● The exercise
Return each line of the items below that contains the string "tick", copied in full.

● Information shown
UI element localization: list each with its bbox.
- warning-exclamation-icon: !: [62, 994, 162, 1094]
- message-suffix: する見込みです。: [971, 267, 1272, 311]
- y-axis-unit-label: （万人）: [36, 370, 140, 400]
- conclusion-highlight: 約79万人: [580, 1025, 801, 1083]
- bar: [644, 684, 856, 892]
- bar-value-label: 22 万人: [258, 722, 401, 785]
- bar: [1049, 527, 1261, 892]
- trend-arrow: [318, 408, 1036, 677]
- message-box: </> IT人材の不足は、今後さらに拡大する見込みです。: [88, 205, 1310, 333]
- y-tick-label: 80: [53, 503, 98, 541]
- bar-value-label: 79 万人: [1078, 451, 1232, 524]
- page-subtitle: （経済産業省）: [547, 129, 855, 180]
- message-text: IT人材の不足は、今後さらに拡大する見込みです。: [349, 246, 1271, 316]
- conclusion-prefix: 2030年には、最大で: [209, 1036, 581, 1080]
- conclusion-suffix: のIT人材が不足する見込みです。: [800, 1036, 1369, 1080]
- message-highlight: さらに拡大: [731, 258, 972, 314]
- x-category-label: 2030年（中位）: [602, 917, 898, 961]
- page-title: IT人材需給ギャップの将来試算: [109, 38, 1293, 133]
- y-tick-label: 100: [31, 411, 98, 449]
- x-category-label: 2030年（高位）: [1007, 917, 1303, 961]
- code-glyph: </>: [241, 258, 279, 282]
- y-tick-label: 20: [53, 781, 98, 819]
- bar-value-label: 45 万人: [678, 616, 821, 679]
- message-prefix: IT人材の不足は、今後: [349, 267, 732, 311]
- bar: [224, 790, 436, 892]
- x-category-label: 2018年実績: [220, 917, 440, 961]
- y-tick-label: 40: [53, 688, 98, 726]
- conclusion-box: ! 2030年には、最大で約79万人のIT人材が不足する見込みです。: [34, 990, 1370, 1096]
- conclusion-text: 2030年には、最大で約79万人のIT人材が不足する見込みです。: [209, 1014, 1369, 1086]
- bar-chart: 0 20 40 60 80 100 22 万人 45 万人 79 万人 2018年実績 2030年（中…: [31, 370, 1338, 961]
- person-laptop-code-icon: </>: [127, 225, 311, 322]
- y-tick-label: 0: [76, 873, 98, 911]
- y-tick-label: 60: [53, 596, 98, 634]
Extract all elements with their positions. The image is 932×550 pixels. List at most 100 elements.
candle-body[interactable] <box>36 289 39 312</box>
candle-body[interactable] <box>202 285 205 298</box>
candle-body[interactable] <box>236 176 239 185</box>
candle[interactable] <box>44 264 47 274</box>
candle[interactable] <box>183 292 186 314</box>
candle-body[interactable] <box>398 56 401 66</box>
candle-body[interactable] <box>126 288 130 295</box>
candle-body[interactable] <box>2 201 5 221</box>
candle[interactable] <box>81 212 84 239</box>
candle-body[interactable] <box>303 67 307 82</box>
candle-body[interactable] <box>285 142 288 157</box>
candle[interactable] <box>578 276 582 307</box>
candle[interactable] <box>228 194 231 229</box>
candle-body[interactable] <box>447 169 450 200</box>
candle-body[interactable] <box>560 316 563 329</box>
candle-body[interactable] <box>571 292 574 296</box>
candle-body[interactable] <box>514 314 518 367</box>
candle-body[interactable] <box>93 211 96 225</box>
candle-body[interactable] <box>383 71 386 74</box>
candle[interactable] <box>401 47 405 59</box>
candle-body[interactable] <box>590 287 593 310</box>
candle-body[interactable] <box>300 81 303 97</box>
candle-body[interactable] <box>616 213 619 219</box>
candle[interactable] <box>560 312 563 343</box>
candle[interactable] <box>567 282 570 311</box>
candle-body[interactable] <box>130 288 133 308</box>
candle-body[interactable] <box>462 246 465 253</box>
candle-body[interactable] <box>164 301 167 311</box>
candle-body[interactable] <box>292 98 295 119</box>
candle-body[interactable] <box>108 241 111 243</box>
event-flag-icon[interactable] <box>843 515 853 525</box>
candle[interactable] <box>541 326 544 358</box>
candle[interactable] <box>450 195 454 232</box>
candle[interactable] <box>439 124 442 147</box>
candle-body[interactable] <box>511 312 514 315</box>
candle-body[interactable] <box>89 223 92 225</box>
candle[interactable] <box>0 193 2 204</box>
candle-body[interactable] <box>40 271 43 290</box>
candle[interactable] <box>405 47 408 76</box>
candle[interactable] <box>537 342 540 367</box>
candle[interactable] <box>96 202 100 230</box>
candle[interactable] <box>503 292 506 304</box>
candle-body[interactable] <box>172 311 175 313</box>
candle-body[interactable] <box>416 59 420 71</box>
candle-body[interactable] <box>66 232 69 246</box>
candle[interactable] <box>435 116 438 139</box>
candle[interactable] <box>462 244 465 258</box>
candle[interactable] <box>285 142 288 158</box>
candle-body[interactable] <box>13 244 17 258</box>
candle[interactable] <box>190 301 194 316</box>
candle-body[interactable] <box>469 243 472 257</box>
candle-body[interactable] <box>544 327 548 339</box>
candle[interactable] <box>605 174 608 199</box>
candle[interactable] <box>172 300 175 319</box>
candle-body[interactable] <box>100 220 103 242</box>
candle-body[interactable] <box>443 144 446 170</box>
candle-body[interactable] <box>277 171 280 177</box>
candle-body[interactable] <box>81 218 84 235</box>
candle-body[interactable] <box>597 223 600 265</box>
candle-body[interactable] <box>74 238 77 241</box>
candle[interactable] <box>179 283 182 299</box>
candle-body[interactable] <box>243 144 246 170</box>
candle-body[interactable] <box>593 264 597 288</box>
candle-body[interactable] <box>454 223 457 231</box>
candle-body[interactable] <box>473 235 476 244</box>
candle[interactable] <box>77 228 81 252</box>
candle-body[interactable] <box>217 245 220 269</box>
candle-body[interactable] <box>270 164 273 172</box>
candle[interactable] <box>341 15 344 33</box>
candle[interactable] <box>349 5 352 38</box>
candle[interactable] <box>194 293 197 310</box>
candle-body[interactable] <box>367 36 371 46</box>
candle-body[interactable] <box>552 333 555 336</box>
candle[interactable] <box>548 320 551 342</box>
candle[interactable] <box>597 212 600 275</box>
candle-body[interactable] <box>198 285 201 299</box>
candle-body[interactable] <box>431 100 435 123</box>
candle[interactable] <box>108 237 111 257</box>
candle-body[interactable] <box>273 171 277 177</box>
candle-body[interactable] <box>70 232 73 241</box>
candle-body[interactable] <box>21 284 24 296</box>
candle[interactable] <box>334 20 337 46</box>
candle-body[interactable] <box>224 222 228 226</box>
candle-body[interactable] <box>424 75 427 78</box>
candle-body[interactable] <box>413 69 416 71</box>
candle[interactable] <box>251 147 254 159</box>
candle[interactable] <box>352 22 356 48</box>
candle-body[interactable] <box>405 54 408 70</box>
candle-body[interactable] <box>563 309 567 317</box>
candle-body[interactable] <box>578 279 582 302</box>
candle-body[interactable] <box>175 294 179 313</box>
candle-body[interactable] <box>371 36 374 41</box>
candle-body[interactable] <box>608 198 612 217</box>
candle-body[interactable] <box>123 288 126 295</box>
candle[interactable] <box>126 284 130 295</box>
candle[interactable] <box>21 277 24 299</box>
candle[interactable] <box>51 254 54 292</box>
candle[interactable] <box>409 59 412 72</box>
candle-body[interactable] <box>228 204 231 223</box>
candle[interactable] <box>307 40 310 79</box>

● Correct response
- y-tick-label: 80: [53, 503, 98, 541]
- y-tick-label: 100: [31, 411, 98, 449]
- y-tick-label: 20: [53, 781, 98, 819]
- y-tick-label: 40: [53, 688, 98, 726]
- y-tick-label: 0: [76, 873, 98, 911]
- y-tick-label: 60: [53, 596, 98, 634]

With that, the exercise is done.